_Exercise brief_: Print the lines of data from the line containing "houses-sold: 5,628 — [489, 767, 545, 792]" to the line containing "price-increase: 14% — [354, 707, 400, 732]", both included, copying each one character for character.

***

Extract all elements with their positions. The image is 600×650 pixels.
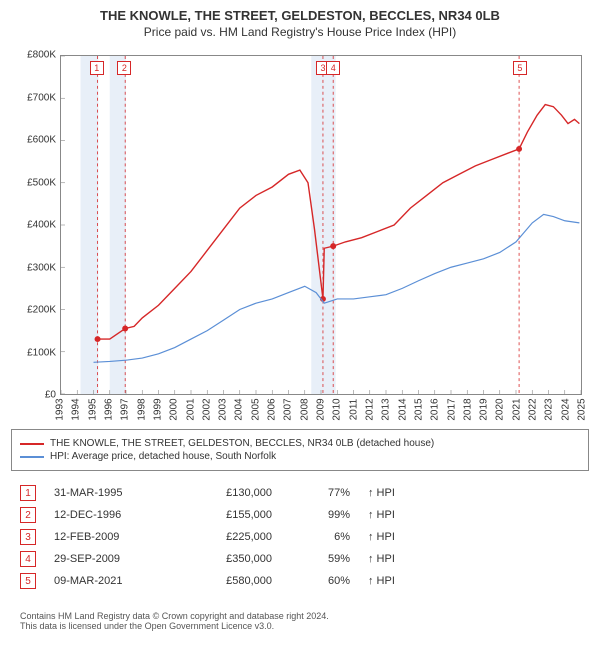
x-tick-label: 1994 <box>71 398 82 420</box>
event-price: £350,000 <box>182 553 272 565</box>
event-pct: 6% <box>290 531 350 543</box>
x-tick-label: 1996 <box>103 398 114 420</box>
y-tick-label: £600K <box>16 135 56 146</box>
event-comparator: ↑ HPI <box>368 553 395 565</box>
event-date: 12-DEC-1996 <box>54 509 164 521</box>
x-tick-label: 2024 <box>560 398 571 420</box>
x-tick-label: 1995 <box>87 398 98 420</box>
event-number-box: 3 <box>20 529 36 545</box>
legend-label-2: HPI: Average price, detached house, Sout… <box>50 451 276 462</box>
legend-swatch-1 <box>20 443 44 445</box>
plot-svg <box>61 56 581 394</box>
legend: THE KNOWLE, THE STREET, GELDESTON, BECCL… <box>11 429 589 471</box>
event-comparator: ↑ HPI <box>368 575 395 587</box>
event-date: 31-MAR-1995 <box>54 487 164 499</box>
event-pct: 99% <box>290 509 350 521</box>
y-tick-label: £200K <box>16 305 56 316</box>
x-tick-label: 2005 <box>250 398 261 420</box>
legend-label-1: THE KNOWLE, THE STREET, GELDESTON, BECCL… <box>50 438 434 449</box>
x-tick-label: 2006 <box>267 398 278 420</box>
x-tick-label: 2016 <box>430 398 441 420</box>
event-number-box: 1 <box>20 485 36 501</box>
title-block: THE KNOWLE, THE STREET, GELDESTON, BECCL… <box>0 0 600 43</box>
x-tick-label: 2020 <box>495 398 506 420</box>
x-tick-label: 2023 <box>544 398 555 420</box>
title-main: THE KNOWLE, THE STREET, GELDESTON, BECCL… <box>10 8 590 23</box>
x-tick-label: 2022 <box>528 398 539 420</box>
x-tick-label: 2013 <box>381 398 392 420</box>
x-tick-label: 2019 <box>479 398 490 420</box>
event-date: 12-FEB-2009 <box>54 531 164 543</box>
x-tick-label: 1993 <box>55 398 66 420</box>
legend-swatch-2 <box>20 456 44 458</box>
y-tick-label: £500K <box>16 177 56 188</box>
event-number-box: 4 <box>20 551 36 567</box>
event-date: 29-SEP-2009 <box>54 553 164 565</box>
x-tick-label: 2011 <box>348 399 359 421</box>
x-tick-label: 2018 <box>462 398 473 420</box>
x-tick-label: 2000 <box>169 398 180 420</box>
chart-container: THE KNOWLE, THE STREET, GELDESTON, BECCL… <box>0 0 600 635</box>
y-tick-label: £0 <box>16 390 56 401</box>
event-date: 09-MAR-2021 <box>54 575 164 587</box>
x-tick-label: 2014 <box>397 398 408 420</box>
x-tick-label: 2004 <box>234 398 245 420</box>
y-tick-label: £800K <box>16 50 56 61</box>
x-tick-label: 2017 <box>446 398 457 420</box>
x-tick-label: 2007 <box>283 398 294 420</box>
event-comparator: ↑ HPI <box>368 531 395 543</box>
x-tick-label: 2009 <box>316 398 327 420</box>
event-row-4: 4 29-SEP-2009 £350,000 59% ↑ HPI <box>20 551 580 567</box>
event-pct: 59% <box>290 553 350 565</box>
event-price: £130,000 <box>182 487 272 499</box>
event-pct: 77% <box>290 487 350 499</box>
event-row-5: 5 09-MAR-2021 £580,000 60% ↑ HPI <box>20 573 580 589</box>
y-tick-label: £700K <box>16 92 56 103</box>
x-tick-label: 2012 <box>364 398 375 420</box>
event-marker-1: 1 <box>90 61 104 75</box>
footer-line-1: Contains HM Land Registry data © Crown c… <box>20 611 580 621</box>
y-tick-label: £400K <box>16 220 56 231</box>
event-pct: 60% <box>290 575 350 587</box>
footer: Contains HM Land Registry data © Crown c… <box>12 607 588 635</box>
x-tick-label: 1998 <box>136 398 147 420</box>
x-tick-label: 1999 <box>152 398 163 420</box>
x-tick-label: 2008 <box>299 398 310 420</box>
events-table: 1 31-MAR-1995 £130,000 77% ↑ HPI 2 12-DEC-1996… <box>12 475 588 603</box>
event-comparator: ↑ HPI <box>368 487 395 499</box>
event-marker-4: 4 <box>326 61 340 75</box>
title-sub: Price paid vs. HM Land Registry's House … <box>10 25 590 39</box>
event-number-box: 5 <box>20 573 36 589</box>
x-tick-label: 2002 <box>201 398 212 420</box>
chart-area: £0 £100K £200K £300K £400K £500K £600K £700K £80… <box>10 43 590 423</box>
x-tick-label: 2010 <box>332 398 343 420</box>
event-number-box: 2 <box>20 507 36 523</box>
event-price: £225,000 <box>182 531 272 543</box>
x-tick-label: 1997 <box>120 398 131 420</box>
plot-area <box>60 55 582 395</box>
footer-line-2: This data is licensed under the Open Gov… <box>20 621 580 631</box>
y-tick-label: £100K <box>16 347 56 358</box>
legend-row-1: THE KNOWLE, THE STREET, GELDESTON, BECCL… <box>20 438 580 449</box>
event-price: £580,000 <box>182 575 272 587</box>
y-tick-label: £300K <box>16 262 56 273</box>
event-price: £155,000 <box>182 509 272 521</box>
x-tick-label: 2001 <box>185 398 196 420</box>
x-tick-label: 2015 <box>413 398 424 420</box>
x-tick-label: 2021 <box>511 398 522 420</box>
event-comparator: ↑ HPI <box>368 509 395 521</box>
event-marker-5: 5 <box>513 61 527 75</box>
event-row-2: 2 12-DEC-1996 £155,000 99% ↑ HPI <box>20 507 580 523</box>
event-marker-2: 2 <box>117 61 131 75</box>
event-row-1: 1 31-MAR-1995 £130,000 77% ↑ HPI <box>20 485 580 501</box>
x-tick-label: 2025 <box>577 398 588 420</box>
x-tick-label: 2003 <box>218 398 229 420</box>
legend-row-2: HPI: Average price, detached house, Sout… <box>20 451 580 462</box>
event-row-3: 3 12-FEB-2009 £225,000 6% ↑ HPI <box>20 529 580 545</box>
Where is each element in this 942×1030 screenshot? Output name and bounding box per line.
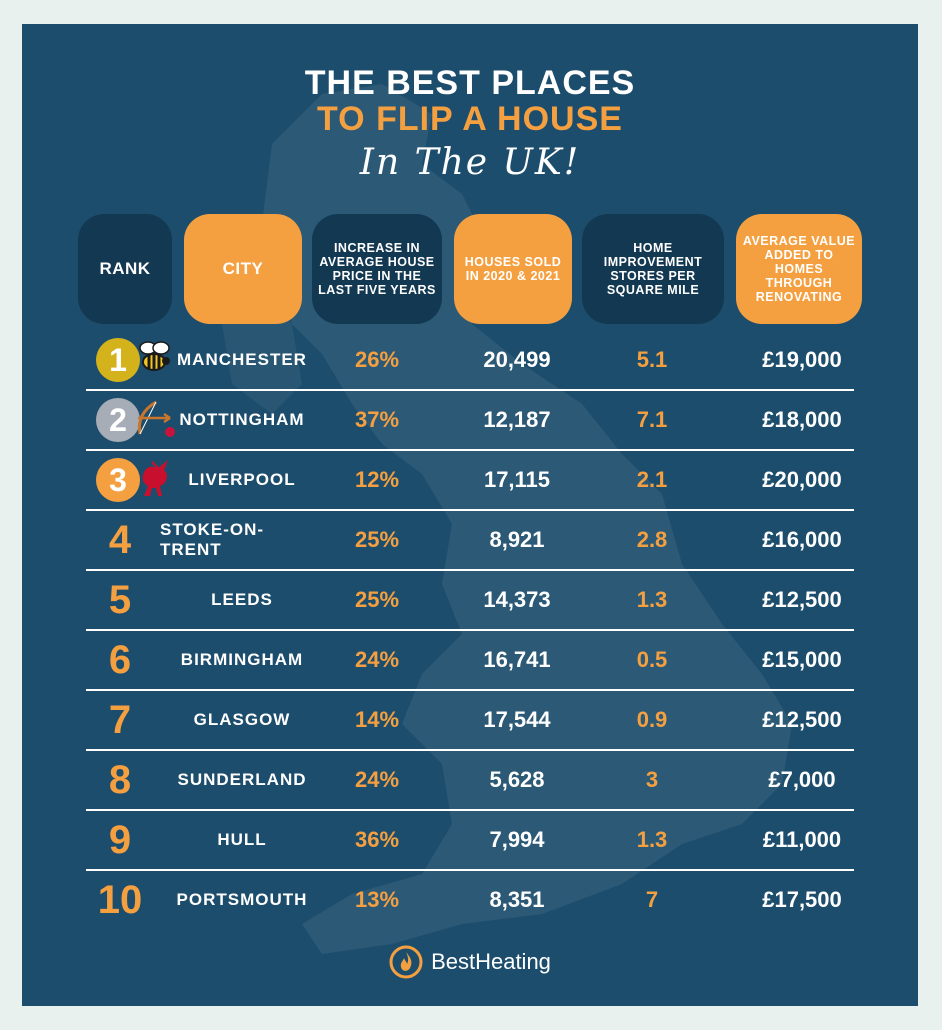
houses-sold: 5,628 — [489, 767, 545, 792]
rank-number: 6 — [108, 637, 132, 682]
bow-arrow-icon — [130, 394, 178, 442]
table-row: 3 LIVERPOOL 12% 17,115 2.1 £20,000 — [22, 450, 918, 511]
price-increase: 25% — [354, 587, 400, 612]
value-added: £17,500 — [762, 887, 842, 912]
houses-sold: 8,351 — [489, 887, 545, 912]
stores-per-mile: 3 — [645, 767, 659, 792]
header-sold: HOUSES SOLD IN 2020 & 2021 — [454, 214, 572, 324]
row-divider — [86, 389, 854, 391]
infographic-card: THE BEST PLACES TO FLIP A HOUSE In The U… — [22, 24, 918, 1006]
value-added: £20,000 — [762, 467, 842, 492]
row-divider — [86, 689, 854, 691]
header-rank: RANK — [78, 214, 172, 324]
city-name: SUNDERLAND — [177, 770, 307, 789]
city-name: LEEDS — [211, 590, 273, 609]
rank-number: 9 — [108, 817, 132, 862]
city-name: NOTTINGHAM — [179, 410, 305, 429]
row-divider — [86, 869, 854, 871]
value-added: £12,500 — [762, 707, 842, 732]
row-divider — [86, 749, 854, 751]
stores-per-mile: 1.3 — [636, 827, 668, 852]
value-added: £12,500 — [762, 587, 842, 612]
price-increase: 24% — [354, 647, 400, 672]
stores-per-mile: 5.1 — [636, 347, 668, 372]
rank-number: 5 — [108, 577, 132, 622]
value-added: £7,000 — [768, 767, 836, 792]
brand-logo: BestHeating — [22, 942, 918, 982]
brand-name: BestHeating — [431, 949, 551, 974]
table-row: 7 GLASGOW 14% 17,544 0.9 £12,500 — [22, 690, 918, 751]
stores-per-mile: 7 — [645, 887, 659, 912]
row-divider — [86, 569, 854, 571]
houses-sold: 12,187 — [483, 407, 551, 432]
rank-badge: 1 — [96, 338, 140, 382]
row-divider — [86, 449, 854, 451]
price-increase: 14% — [354, 707, 400, 732]
table-row: 2 NOTTINGHAM 37% 12,187 7.1 £18,000 — [22, 390, 918, 451]
table-row: 10 PORTSMOUTH 13% 8,351 7 £17,500 — [22, 870, 918, 930]
table-row: 1 MANCHESTER 26% 20,499 5.1 £19,000 — [22, 330, 918, 391]
row-divider — [86, 509, 854, 511]
houses-sold: 16,741 — [483, 647, 551, 672]
table-row: 8 SUNDERLAND 24% 5,628 3 £7,000 — [22, 750, 918, 811]
header-city: CITY — [184, 214, 302, 324]
stores-per-mile: 0.9 — [636, 707, 668, 732]
row-divider — [86, 809, 854, 811]
subtitle: In The UK! — [359, 142, 581, 183]
rank-number: 4 — [108, 517, 132, 562]
houses-sold: 20,499 — [483, 347, 551, 372]
city-name: STOKE-ON-TRENT — [160, 520, 265, 559]
rank-number: 7 — [108, 697, 132, 742]
price-increase: 37% — [354, 407, 400, 432]
stores-per-mile: 2.8 — [636, 527, 668, 552]
table-row: 4 STOKE-ON-TRENT 25% 8,921 2.8 £16,000 — [22, 510, 918, 571]
stores-per-mile: 0.5 — [636, 647, 668, 672]
price-increase: 13% — [354, 887, 400, 912]
bee-icon — [130, 334, 178, 382]
stores-per-mile: 7.1 — [636, 407, 668, 432]
houses-sold: 17,544 — [483, 707, 551, 732]
city-name: BIRMINGHAM — [180, 650, 304, 669]
city-name: GLASGOW — [193, 710, 291, 729]
stores-per-mile: 1.3 — [636, 587, 668, 612]
value-added: £18,000 — [762, 407, 842, 432]
city-name: LIVERPOOL — [188, 470, 296, 489]
flame-icon — [389, 945, 423, 979]
value-added: £11,000 — [762, 827, 842, 852]
city-name: HULL — [217, 830, 267, 849]
city-name: PORTSMOUTH — [176, 890, 308, 909]
table-row: 9 HULL 36% 7,994 1.3 £11,000 — [22, 810, 918, 871]
houses-sold: 17,115 — [483, 467, 551, 492]
houses-sold: 14,373 — [483, 587, 551, 612]
header-value: AVERAGE VALUE ADDED TO HOMES THROUGH REN… — [736, 214, 862, 324]
houses-sold: 7,994 — [489, 827, 545, 852]
header-stores: HOME IMPROVEMENT STORES PER SQUARE MILE — [582, 214, 724, 324]
value-added: £15,000 — [762, 647, 842, 672]
stores-per-mile: 2.1 — [636, 467, 668, 492]
price-increase: 26% — [354, 347, 400, 372]
title-line-1: THE BEST PLACES — [304, 64, 636, 102]
price-increase: 25% — [354, 527, 400, 552]
price-increase: 24% — [354, 767, 400, 792]
rank-number: 10 — [97, 877, 143, 922]
price-increase: 12% — [354, 467, 400, 492]
liver-bird-icon — [130, 454, 178, 502]
value-added: £19,000 — [762, 347, 842, 372]
row-divider — [86, 629, 854, 631]
header-increase: INCREASE IN AVERAGE HOUSE PRICE IN THE L… — [312, 214, 442, 324]
value-added: £16,000 — [762, 527, 842, 552]
price-increase: 36% — [354, 827, 400, 852]
table-row: 6 BIRMINGHAM 24% 16,741 0.5 £15,000 — [22, 630, 918, 691]
title-line-2: TO FLIP A HOUSE — [317, 100, 623, 138]
table-row: 5 LEEDS 25% 14,373 1.3 £12,500 — [22, 570, 918, 631]
rank-badge: 3 — [96, 458, 140, 502]
rank-badge: 2 — [96, 398, 140, 442]
city-name: MANCHESTER — [177, 350, 307, 369]
houses-sold: 8,921 — [489, 527, 545, 552]
rank-number: 8 — [108, 757, 132, 802]
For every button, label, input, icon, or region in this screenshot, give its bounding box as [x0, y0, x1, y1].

***

_Exercise solution_:
houses-sold: 5,628 — [489, 767, 545, 792]
rank-number: 6 — [108, 637, 132, 682]
bow-arrow-icon — [130, 394, 178, 442]
table-row: 3 LIVERPOOL 12% 17,115 2.1 £20,000 — [22, 450, 918, 511]
price-increase: 25% — [354, 587, 400, 612]
value-added: £17,500 — [762, 887, 842, 912]
houses-sold: 8,351 — [489, 887, 545, 912]
stores-per-mile: 3 — [645, 767, 659, 792]
header-sold: HOUSES SOLD IN 2020 & 2021 — [454, 214, 572, 324]
row-divider — [86, 389, 854, 391]
infographic-card: THE BEST PLACES TO FLIP A HOUSE In The U… — [22, 24, 918, 1006]
value-added: £20,000 — [762, 467, 842, 492]
row-divider — [86, 689, 854, 691]
header-rank: RANK — [78, 214, 172, 324]
city-name: SUNDERLAND — [177, 770, 307, 789]
city-name: LEEDS — [211, 590, 273, 609]
rank-number: 9 — [108, 817, 132, 862]
city-name: NOTTINGHAM — [179, 410, 305, 429]
row-divider — [86, 869, 854, 871]
value-added: £12,500 — [762, 707, 842, 732]
row-divider — [86, 749, 854, 751]
stores-per-mile: 1.3 — [636, 827, 668, 852]
value-added: £12,500 — [762, 587, 842, 612]
price-increase: 24% — [354, 647, 400, 672]
stores-per-mile: 5.1 — [636, 347, 668, 372]
rank-number: 5 — [108, 577, 132, 622]
value-added: £7,000 — [768, 767, 836, 792]
brand-logo: BestHeating — [22, 942, 918, 982]
brand-name: BestHeating — [431, 949, 551, 974]
table-row: 7 GLASGOW 14% 17,544 0.9 £12,500 — [22, 690, 918, 751]
stores-per-mile: 7 — [645, 887, 659, 912]
row-divider — [86, 569, 854, 571]
houses-sold: 12,187 — [483, 407, 551, 432]
rank-badge: 1 — [96, 338, 140, 382]
row-divider — [86, 449, 854, 451]
price-increase: 14% — [354, 707, 400, 732]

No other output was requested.